## Begin Data provided

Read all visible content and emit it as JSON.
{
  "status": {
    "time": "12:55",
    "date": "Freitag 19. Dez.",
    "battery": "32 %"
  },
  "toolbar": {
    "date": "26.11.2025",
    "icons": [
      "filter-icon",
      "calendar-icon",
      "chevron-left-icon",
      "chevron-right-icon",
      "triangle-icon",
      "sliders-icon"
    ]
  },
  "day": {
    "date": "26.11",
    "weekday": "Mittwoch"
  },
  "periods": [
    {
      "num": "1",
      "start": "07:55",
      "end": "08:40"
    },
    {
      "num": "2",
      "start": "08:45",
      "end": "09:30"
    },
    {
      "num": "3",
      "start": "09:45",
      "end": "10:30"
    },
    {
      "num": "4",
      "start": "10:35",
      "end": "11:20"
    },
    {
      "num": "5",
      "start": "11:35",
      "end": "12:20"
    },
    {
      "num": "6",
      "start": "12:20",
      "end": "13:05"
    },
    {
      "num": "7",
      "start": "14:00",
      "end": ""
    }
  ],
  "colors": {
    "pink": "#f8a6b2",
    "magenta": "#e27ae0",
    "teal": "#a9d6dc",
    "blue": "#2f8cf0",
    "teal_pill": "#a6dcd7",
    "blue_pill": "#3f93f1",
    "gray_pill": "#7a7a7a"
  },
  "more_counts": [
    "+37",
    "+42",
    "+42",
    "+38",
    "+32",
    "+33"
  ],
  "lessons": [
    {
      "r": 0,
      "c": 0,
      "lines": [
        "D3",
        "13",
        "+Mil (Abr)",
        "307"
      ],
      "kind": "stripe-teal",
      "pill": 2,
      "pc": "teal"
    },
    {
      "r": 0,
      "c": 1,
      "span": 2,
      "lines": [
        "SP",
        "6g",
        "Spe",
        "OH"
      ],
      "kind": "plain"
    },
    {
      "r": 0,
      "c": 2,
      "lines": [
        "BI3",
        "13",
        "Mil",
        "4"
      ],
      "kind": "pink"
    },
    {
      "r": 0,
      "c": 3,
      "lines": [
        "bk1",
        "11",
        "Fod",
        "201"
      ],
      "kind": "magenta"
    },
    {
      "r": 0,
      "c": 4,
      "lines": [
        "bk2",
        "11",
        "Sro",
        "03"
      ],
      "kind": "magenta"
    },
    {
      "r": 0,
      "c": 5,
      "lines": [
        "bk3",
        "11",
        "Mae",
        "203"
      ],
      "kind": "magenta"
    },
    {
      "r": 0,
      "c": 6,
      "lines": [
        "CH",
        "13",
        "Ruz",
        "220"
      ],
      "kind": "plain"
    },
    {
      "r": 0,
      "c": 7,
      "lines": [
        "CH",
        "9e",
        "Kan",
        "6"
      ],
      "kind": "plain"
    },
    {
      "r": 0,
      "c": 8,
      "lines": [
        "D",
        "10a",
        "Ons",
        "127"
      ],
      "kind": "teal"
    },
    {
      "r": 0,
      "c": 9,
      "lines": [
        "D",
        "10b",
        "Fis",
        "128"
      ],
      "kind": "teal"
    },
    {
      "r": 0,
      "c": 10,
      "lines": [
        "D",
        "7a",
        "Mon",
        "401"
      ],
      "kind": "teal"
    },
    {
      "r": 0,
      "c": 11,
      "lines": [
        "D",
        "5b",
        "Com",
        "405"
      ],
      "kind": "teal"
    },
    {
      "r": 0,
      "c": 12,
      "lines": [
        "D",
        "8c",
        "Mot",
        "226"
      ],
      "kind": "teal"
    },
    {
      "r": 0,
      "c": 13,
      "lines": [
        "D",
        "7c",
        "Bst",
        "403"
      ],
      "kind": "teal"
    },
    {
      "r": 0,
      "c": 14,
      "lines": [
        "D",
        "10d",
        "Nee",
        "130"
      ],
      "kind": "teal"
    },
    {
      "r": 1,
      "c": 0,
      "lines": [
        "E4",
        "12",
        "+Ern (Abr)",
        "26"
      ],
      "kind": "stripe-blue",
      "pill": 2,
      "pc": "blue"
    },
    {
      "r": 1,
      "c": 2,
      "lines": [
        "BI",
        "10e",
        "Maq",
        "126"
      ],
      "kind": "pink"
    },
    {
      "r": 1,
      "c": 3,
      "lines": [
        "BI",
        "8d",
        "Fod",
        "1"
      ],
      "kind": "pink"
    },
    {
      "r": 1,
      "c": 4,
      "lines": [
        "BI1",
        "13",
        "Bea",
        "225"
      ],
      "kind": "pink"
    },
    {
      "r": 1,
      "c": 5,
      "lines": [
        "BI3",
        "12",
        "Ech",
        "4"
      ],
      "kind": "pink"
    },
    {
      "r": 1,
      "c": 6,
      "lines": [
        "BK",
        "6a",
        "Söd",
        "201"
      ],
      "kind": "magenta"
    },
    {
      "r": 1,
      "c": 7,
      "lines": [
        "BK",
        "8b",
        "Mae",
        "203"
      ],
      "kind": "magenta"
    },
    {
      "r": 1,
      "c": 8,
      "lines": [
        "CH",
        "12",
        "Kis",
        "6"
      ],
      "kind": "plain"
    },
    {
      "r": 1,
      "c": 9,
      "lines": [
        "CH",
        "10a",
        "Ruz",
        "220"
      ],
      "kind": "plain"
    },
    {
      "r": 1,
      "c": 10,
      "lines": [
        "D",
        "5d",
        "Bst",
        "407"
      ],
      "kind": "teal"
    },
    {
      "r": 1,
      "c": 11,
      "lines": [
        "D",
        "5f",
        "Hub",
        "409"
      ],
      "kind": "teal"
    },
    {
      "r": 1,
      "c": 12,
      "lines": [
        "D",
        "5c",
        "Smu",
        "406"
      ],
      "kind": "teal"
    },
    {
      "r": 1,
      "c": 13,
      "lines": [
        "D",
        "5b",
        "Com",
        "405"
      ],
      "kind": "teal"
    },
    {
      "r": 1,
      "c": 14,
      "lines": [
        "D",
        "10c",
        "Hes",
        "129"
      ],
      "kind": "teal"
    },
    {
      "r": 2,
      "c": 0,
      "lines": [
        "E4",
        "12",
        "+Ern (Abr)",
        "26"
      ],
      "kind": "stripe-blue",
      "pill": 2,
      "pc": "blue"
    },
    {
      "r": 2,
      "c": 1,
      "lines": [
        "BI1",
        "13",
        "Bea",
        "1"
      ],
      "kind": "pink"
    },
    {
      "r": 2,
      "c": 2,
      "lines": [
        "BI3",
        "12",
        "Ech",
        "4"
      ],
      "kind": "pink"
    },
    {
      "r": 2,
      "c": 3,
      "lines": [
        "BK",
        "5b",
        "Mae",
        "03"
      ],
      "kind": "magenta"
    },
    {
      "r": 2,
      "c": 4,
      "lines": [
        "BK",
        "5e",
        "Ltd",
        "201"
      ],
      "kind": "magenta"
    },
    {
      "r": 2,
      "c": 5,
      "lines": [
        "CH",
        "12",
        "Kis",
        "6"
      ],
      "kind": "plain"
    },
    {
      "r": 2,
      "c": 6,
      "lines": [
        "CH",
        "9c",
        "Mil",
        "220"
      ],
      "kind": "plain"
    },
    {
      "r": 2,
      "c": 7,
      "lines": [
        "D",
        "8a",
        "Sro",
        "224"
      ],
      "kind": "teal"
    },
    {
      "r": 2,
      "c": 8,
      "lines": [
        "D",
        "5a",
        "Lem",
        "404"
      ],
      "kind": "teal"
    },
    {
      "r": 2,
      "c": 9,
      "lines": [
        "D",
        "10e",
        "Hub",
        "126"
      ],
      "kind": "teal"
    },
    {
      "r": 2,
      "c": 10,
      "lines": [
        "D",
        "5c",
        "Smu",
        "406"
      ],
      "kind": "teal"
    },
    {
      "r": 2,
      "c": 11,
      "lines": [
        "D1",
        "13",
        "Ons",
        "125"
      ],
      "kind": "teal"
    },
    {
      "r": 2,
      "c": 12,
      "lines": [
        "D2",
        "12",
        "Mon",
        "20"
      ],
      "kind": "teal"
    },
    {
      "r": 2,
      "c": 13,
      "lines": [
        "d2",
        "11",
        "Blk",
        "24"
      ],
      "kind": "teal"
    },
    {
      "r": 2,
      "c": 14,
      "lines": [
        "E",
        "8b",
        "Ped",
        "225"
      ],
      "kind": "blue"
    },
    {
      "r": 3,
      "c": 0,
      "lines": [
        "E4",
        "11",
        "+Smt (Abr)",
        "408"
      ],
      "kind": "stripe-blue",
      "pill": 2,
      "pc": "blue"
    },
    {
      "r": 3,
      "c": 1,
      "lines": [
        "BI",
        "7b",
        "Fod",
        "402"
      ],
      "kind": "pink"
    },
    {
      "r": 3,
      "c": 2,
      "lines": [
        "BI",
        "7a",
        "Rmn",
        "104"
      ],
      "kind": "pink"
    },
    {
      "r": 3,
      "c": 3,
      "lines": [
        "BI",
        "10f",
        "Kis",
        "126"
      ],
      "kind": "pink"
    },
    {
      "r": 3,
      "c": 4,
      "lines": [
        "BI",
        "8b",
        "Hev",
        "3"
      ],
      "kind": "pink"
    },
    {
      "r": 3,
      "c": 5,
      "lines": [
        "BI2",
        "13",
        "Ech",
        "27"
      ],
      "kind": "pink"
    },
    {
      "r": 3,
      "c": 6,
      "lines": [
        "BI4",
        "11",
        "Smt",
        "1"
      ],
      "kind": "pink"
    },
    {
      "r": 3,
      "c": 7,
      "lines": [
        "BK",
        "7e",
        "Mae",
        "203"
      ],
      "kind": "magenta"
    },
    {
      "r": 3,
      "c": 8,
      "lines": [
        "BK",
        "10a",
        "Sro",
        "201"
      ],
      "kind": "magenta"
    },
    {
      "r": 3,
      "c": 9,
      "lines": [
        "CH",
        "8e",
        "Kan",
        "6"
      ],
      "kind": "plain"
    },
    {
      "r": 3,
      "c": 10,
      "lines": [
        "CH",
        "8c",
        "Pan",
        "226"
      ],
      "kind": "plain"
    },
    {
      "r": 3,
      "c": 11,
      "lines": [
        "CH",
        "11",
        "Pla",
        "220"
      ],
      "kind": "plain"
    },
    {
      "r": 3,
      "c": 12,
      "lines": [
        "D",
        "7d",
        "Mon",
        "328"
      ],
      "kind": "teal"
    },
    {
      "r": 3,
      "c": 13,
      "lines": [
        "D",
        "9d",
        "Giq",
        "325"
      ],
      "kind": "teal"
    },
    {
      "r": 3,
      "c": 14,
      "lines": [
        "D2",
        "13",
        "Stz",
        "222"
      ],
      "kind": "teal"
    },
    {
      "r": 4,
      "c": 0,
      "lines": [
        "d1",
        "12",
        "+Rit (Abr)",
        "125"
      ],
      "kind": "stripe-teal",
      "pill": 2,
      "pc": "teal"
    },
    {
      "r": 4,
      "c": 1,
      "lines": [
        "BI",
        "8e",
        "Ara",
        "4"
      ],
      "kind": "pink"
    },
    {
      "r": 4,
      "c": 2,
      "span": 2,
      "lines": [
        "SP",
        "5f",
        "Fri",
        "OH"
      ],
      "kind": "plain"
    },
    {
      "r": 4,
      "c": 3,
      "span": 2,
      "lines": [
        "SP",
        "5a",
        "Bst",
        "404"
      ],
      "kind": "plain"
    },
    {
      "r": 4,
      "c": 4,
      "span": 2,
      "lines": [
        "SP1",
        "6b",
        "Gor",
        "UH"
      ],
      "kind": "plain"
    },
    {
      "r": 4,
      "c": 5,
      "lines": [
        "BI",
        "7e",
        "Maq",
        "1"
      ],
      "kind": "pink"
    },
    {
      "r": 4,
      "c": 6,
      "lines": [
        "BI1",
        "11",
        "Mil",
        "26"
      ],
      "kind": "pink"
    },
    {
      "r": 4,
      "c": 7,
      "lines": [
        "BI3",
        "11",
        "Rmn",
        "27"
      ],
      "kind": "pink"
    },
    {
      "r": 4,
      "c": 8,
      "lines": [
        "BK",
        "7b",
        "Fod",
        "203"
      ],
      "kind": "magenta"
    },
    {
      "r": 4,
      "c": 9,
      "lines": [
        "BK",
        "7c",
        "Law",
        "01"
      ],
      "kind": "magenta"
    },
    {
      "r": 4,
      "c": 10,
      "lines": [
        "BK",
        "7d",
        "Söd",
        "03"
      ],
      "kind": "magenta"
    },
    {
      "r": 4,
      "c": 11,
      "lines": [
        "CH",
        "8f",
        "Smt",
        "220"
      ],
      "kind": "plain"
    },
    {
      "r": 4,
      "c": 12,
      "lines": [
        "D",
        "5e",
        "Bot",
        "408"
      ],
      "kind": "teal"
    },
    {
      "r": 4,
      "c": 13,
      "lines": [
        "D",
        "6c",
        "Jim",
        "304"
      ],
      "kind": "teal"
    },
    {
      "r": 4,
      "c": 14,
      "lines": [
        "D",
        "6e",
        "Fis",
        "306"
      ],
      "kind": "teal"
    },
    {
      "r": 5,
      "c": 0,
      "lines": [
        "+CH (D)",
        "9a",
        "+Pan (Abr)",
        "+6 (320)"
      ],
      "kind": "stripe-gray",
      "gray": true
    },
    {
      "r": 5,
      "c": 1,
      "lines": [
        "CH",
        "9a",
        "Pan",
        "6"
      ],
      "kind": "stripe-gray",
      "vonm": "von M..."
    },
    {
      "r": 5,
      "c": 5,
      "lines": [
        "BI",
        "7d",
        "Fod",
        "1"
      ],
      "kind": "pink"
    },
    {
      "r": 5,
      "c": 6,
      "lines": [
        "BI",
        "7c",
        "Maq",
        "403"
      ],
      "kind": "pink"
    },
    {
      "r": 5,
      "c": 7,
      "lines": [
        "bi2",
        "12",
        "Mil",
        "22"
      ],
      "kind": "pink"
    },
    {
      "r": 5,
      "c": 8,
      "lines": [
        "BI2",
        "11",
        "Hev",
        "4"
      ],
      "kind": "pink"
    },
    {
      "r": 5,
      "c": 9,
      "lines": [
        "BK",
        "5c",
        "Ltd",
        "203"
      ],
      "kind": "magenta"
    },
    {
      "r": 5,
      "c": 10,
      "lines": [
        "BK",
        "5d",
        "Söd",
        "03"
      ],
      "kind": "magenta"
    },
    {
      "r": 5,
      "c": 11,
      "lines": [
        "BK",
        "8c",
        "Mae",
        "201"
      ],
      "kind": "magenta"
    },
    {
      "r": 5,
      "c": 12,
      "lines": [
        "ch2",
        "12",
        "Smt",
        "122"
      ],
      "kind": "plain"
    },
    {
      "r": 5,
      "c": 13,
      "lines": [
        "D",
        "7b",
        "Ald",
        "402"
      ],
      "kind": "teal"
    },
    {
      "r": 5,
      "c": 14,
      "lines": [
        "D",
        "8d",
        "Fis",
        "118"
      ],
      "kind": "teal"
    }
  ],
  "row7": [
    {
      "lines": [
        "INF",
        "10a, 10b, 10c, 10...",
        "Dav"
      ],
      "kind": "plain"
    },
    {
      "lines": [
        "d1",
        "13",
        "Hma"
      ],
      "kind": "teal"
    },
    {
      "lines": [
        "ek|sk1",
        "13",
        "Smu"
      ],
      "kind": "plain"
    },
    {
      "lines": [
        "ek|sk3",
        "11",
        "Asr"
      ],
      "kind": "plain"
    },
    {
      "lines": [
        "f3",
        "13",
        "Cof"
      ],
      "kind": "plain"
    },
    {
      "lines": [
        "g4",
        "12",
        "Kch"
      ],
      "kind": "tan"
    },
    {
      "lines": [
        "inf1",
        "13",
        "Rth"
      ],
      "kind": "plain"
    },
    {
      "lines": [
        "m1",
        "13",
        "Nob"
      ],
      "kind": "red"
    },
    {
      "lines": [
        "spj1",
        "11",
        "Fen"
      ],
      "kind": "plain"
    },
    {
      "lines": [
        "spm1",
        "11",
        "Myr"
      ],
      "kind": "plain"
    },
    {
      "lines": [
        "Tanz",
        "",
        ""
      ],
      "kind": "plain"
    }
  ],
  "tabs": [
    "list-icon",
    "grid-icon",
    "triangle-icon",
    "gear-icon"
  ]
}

## End Data provided

Required work: Show each line in the entries that holds the string "start".

Exercise response:
      "start": "07:55",
      "start": "08:45",
      "start": "09:45",
      "start": "10:35",
      "start": "11:35",
      "start": "12:20",
      "start": "14:00",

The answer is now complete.